Retype each line exactly. Skip images.

--- START Supplied material ---

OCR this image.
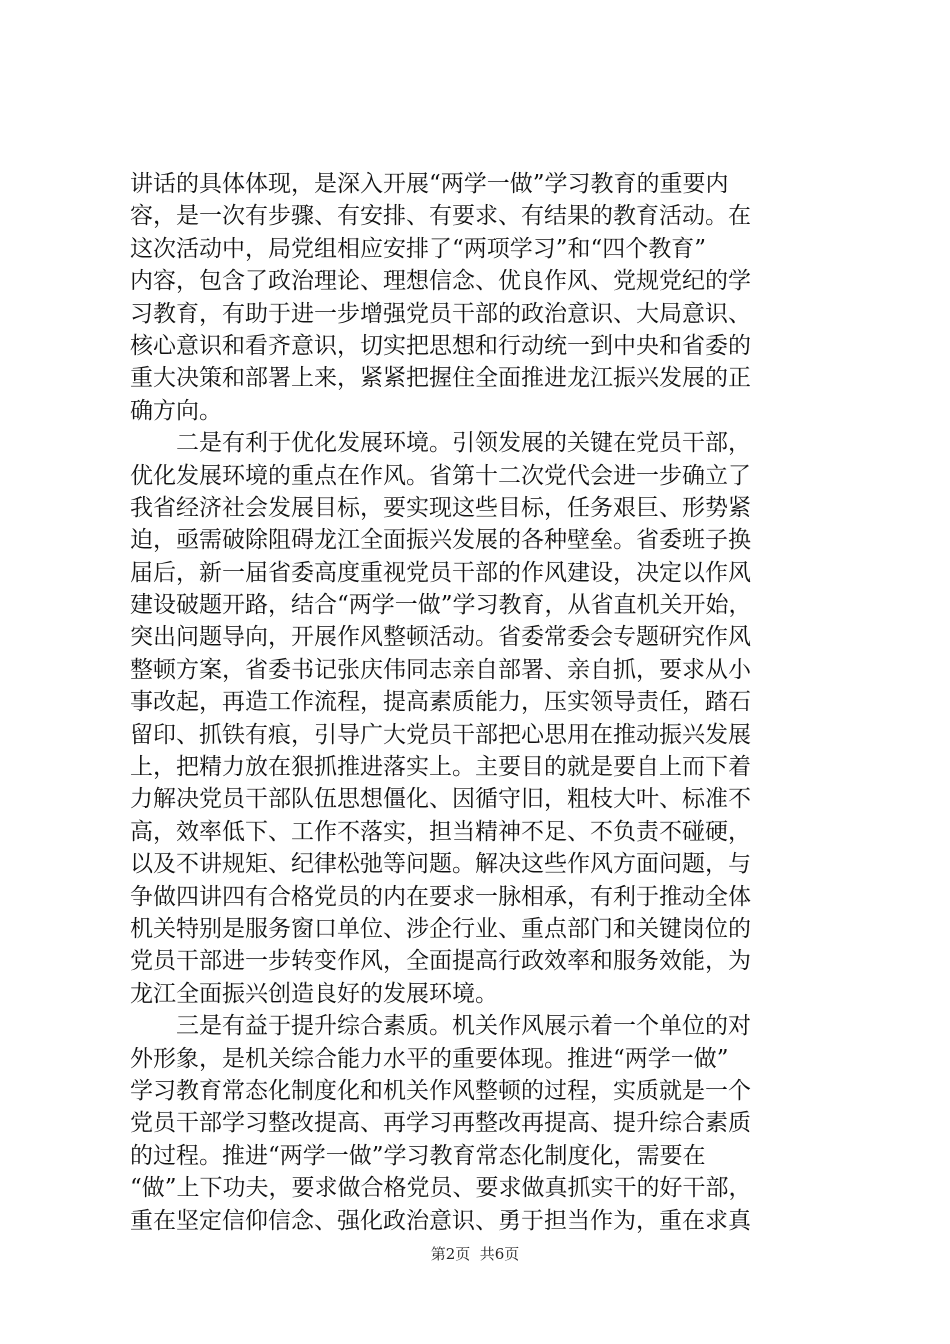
讲话的具体体现，是深入开展“两学一做”学习教育的重要内
容，是一次有步骤、有安排、有要求、有结果的教育活动。在
这次活动中，局党组相应安排了“两项学习”和“四个教育”
内容，包含了政治理论、理想信念、优良作风、党规党纪的学
习教育，有助于进一步增强党员干部的政治意识、大局意识、
核心意识和看齐意识，切实把思想和行动统一到中央和省委的
重大决策和部署上来，紧紧把握住全面推进龙江振兴发展的正
确方向。
　　二是有利于优化发展环境。引领发展的关键在党员干部，
优化发展环境的重点在作风。省第十二次党代会进一步确立了
我省经济社会发展目标，要实现这些目标，任务艰巨、形势紧
迫，亟需破除阻碍龙江全面振兴发展的各种壁垒。省委班子换
届后，新一届省委高度重视党员干部的作风建设，决定以作风
建设破题开路，结合“两学一做”学习教育，从省直机关开始，
突出问题导向，开展作风整顿活动。省委常委会专题研究作风
整顿方案，省委书记张庆伟同志亲自部署、亲自抓，要求从小
事改起，再造工作流程，提高素质能力，压实领导责任，踏石
留印、抓铁有痕，引导广大党员干部把心思用在推动振兴发展
上，把精力放在狠抓推进落实上。主要目的就是要自上而下着
力解决党员干部队伍思想僵化、因循守旧，粗枝大叶、标准不
高，效率低下、工作不落实，担当精神不足、不负责不碰硬，
以及不讲规矩、纪律松弛等问题。解决这些作风方面问题，与
争做四讲四有合格党员的内在要求一脉相承，有利于推动全体
机关特别是服务窗口单位、涉企行业、重点部门和关键岗位的
党员干部进一步转变作风，全面提高行政效率和服务效能，为
龙江全面振兴创造良好的发展环境。
　　三是有益于提升综合素质。机关作风展示着一个单位的对
外形象，是机关综合能力水平的重要体现。推进“两学一做”
学习教育常态化制度化和机关作风整顿的过程，实质就是一个
党员干部学习整改提高、再学习再整改再提高、提升综合素质
的过程。推进“两学一做”学习教育常态化制度化，需要在
“做”上下功夫，要求做合格党员、要求做真抓实干的好干部，
重在坚定信仰信念、强化政治意识、勇于担当作为，重在求真
第2页  共6页
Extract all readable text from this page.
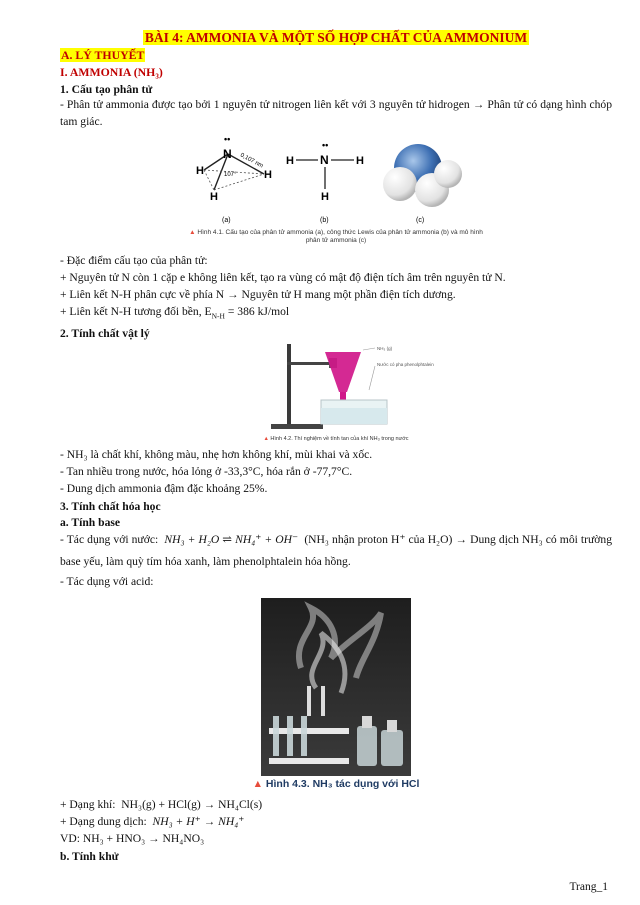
BÀI 4: AMMONIA VÀ MỘT SỐ HỢP CHẤT CỦA AMMONIUM
A. LÝ THUYẾT
I. AMMONIA (NH₃)
1. Cấu tạo phân tử

- Phân tử ammonia được tạo bởi 1 nguyên tử nitrogen liên kết với 3 nguyên tử hidrogen → Phân tử có dạng hình chóp tam giác.

••
N
H
H
H
0,107 nm
107°
(a)
••
N
H	H
H
(b)	(c)
▲ Hình 4.1. Cấu tạo của phân tử ammonia (a), công thức Lewis của phân tử ammonia (b) và mô hình phân tử ammonia (c)

- Đặc điểm cấu tạo của phân tử:

+ Nguyên tử N còn 1 cặp e không liên kết, tạo ra vùng có mật độ điện tích âm trên nguyên tử N.

+ Liên kết N-H phân cực về phía N → Nguyên tử H mang một phần điện tích dương.

+ Liên kết N-H tương đối bền, $E_{N-H} = 386$ kJ/mol

2. Tính chất vật lý
NH₃ (g)
Nước có pha phenolphtalein
▲ Hình 4.2. Thí nghiệm về tính tan của khí NH₃ trong nước

- NH₃ là chất khí, không màu, nhẹ hơn không khí, mùi khai và xốc.

- Tan nhiều trong nước, hóa lỏng ở -33,3°C, hóa rắn ở -77,7°C.

- Dung dịch ammonia đậm đặc khoảng 25%.

3. Tính chất hóa học
a. Tính base

- Tác dụng với nước: NH₃ + H₂O ⇌ NH₄⁺ + OH⁻ (NH₃ nhận proton H⁺ của H₂O) → Dung dịch NH₃ có môi trường base yếu, làm quỳ tím hóa xanh, làm phenolphtalein hóa hồng.

- Tác dụng với acid:

▲ Hình 4.3. NH₃ tác dụng với HCl

+ Dạng khí: NH₃(g) + HCl(g) → NH₄Cl(s)

+ Dạng dung dịch: NH₃ + H⁺ → NH₄⁺

VD: NH₃ + HNO₃ → NH₄NO₃

b. Tính khử
Trang_1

--- END Supplied material ---

_Response to the task_
OCR this image.
讲话的具体体现，是深入开展“两学一做”学习教育的重要内
容，是一次有步骤、有安排、有要求、有结果的教育活动。在
这次活动中，局党组相应安排了“两项学习”和“四个教育”
内容，包含了政治理论、理想信念、优良作风、党规党纪的学
习教育，有助于进一步增强党员干部的政治意识、大局意识、
核心意识和看齐意识，切实把思想和行动统一到中央和省委的
重大决策和部署上来，紧紧把握住全面推进龙江振兴发展的正
确方向。
　　二是有利于优化发展环境。引领发展的关键在党员干部，
优化发展环境的重点在作风。省第十二次党代会进一步确立了
我省经济社会发展目标，要实现这些目标，任务艰巨、形势紧
迫，亟需破除阻碍龙江全面振兴发展的各种壁垒。省委班子换
届后，新一届省委高度重视党员干部的作风建设，决定以作风
建设破题开路，结合“两学一做”学习教育，从省直机关开始，
突出问题导向，开展作风整顿活动。省委常委会专题研究作风
整顿方案，省委书记张庆伟同志亲自部署、亲自抓，要求从小
事改起，再造工作流程，提高素质能力，压实领导责任，踏石
留印、抓铁有痕，引导广大党员干部把心思用在推动振兴发展
上，把精力放在狠抓推进落实上。主要目的就是要自上而下着
力解决党员干部队伍思想僵化、因循守旧，粗枝大叶、标准不
高，效率低下、工作不落实，担当精神不足、不负责不碰硬，
以及不讲规矩、纪律松弛等问题。解决这些作风方面问题，与
争做四讲四有合格党员的内在要求一脉相承，有利于推动全体
机关特别是服务窗口单位、涉企行业、重点部门和关键岗位的
党员干部进一步转变作风，全面提高行政效率和服务效能，为
龙江全面振兴创造良好的发展环境。
　　三是有益于提升综合素质。机关作风展示着一个单位的对
外形象，是机关综合能力水平的重要体现。推进“两学一做”
学习教育常态化制度化和机关作风整顿的过程，实质就是一个
党员干部学习整改提高、再学习再整改再提高、提升综合素质
的过程。推进“两学一做”学习教育常态化制度化，需要在
“做”上下功夫，要求做合格党员、要求做真抓实干的好干部，
重在坚定信仰信念、强化政治意识、勇于担当作为，重在求真
第2页  共6页
Extract all readable text from this page.
BÀI 4: AMMONIA VÀ MỘT SỐ HỢP CHẤT CỦA AMMONIUM
A. LÝ THUYẾT
I. AMMONIA (NH₃)
1. Cấu tạo phân tử

- Phân tử ammonia được tạo bởi 1 nguyên tử nitrogen liên kết với 3 nguyên tử hidrogen → Phân tử có dạng hình chóp tam giác.

••
N
H
H
H
0,107 nm
107°
(a)
••
N
H	H
H
(b)	(c)
▲ Hình 4.1. Cấu tạo của phân tử ammonia (a), công thức Lewis của phân tử ammonia (b) và mô hình phân tử ammonia (c)

- Đặc điểm cấu tạo của phân tử:

+ Nguyên tử N còn 1 cặp e không liên kết, tạo ra vùng có mật độ điện tích âm trên nguyên tử N.

+ Liên kết N-H phân cực về phía N → Nguyên tử H mang một phần điện tích dương.

+ Liên kết N-H tương đối bền, $E_{N-H} = 386$ kJ/mol

2. Tính chất vật lý
NH₃ (g)
Nước có pha phenolphtalein
▲ Hình 4.2. Thí nghiệm về tính tan của khí NH₃ trong nước

- NH₃ là chất khí, không màu, nhẹ hơn không khí, mùi khai và xốc.

- Tan nhiều trong nước, hóa lỏng ở -33,3°C, hóa rắn ở -77,7°C.

- Dung dịch ammonia đậm đặc khoảng 25%.

3. Tính chất hóa học
a. Tính base

- Tác dụng với nước: NH₃ + H₂O ⇌ NH₄⁺ + OH⁻ (NH₃ nhận proton H⁺ của H₂O) → Dung dịch NH₃ có môi trường base yếu, làm quỳ tím hóa xanh, làm phenolphtalein hóa hồng.

- Tác dụng với acid:

▲ Hình 4.3. NH₃ tác dụng với HCl

+ Dạng khí: NH₃(g) + HCl(g) → NH₄Cl(s)

+ Dạng dung dịch: NH₃ + H⁺ → NH₄⁺

VD: NH₃ + HNO₃ → NH₄NO₃

b. Tính khử
Trang_1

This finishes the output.